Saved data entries
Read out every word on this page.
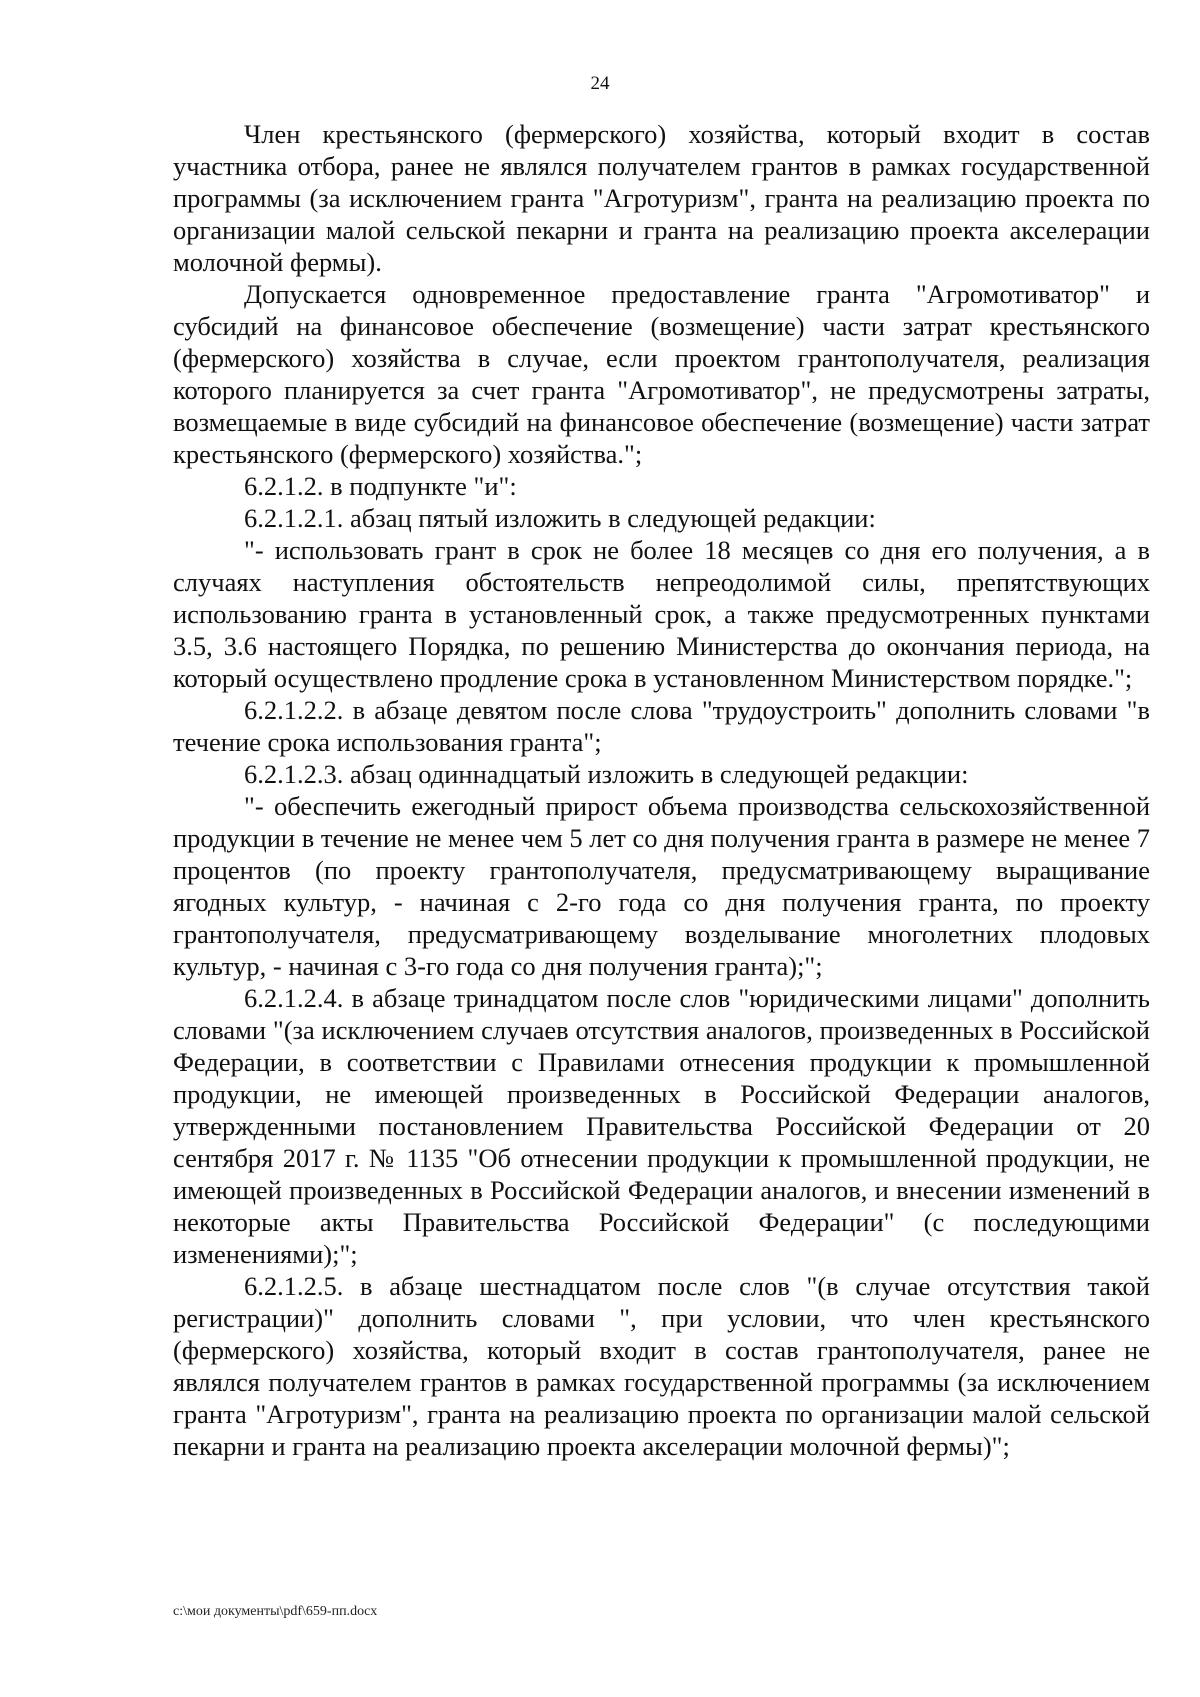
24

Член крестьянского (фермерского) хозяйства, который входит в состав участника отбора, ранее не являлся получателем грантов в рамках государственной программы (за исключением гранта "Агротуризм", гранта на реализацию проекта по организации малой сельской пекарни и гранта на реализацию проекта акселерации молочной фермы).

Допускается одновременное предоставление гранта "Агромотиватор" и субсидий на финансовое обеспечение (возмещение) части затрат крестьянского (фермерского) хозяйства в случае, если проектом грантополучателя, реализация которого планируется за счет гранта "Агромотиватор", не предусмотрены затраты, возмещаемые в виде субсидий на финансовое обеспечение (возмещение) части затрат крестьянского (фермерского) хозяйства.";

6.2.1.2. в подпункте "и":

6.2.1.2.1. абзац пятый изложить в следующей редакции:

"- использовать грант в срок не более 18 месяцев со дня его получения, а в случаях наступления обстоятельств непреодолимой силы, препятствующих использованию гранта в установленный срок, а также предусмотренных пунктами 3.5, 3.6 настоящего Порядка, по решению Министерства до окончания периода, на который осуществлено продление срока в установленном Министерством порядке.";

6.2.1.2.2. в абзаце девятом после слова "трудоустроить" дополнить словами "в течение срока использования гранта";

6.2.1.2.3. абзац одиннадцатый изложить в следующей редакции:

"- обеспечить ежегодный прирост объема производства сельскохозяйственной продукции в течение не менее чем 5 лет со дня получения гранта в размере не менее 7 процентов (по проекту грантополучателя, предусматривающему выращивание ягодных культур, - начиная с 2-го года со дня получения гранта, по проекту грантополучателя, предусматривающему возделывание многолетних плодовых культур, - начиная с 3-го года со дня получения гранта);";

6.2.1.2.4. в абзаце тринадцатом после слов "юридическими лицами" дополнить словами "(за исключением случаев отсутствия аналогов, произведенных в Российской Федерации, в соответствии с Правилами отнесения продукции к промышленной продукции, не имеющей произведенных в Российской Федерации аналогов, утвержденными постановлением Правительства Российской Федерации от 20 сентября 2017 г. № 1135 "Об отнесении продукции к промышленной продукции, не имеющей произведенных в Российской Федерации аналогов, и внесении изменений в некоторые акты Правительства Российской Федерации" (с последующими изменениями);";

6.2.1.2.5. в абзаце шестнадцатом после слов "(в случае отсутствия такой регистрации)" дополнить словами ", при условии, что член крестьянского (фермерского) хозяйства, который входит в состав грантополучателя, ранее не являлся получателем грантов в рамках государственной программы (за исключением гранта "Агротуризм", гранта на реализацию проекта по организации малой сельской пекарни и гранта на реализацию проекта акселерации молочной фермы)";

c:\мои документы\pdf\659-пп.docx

Task objective » Work through the listing above and report how many lines include the string "государственной", with no other text.

Written response » 2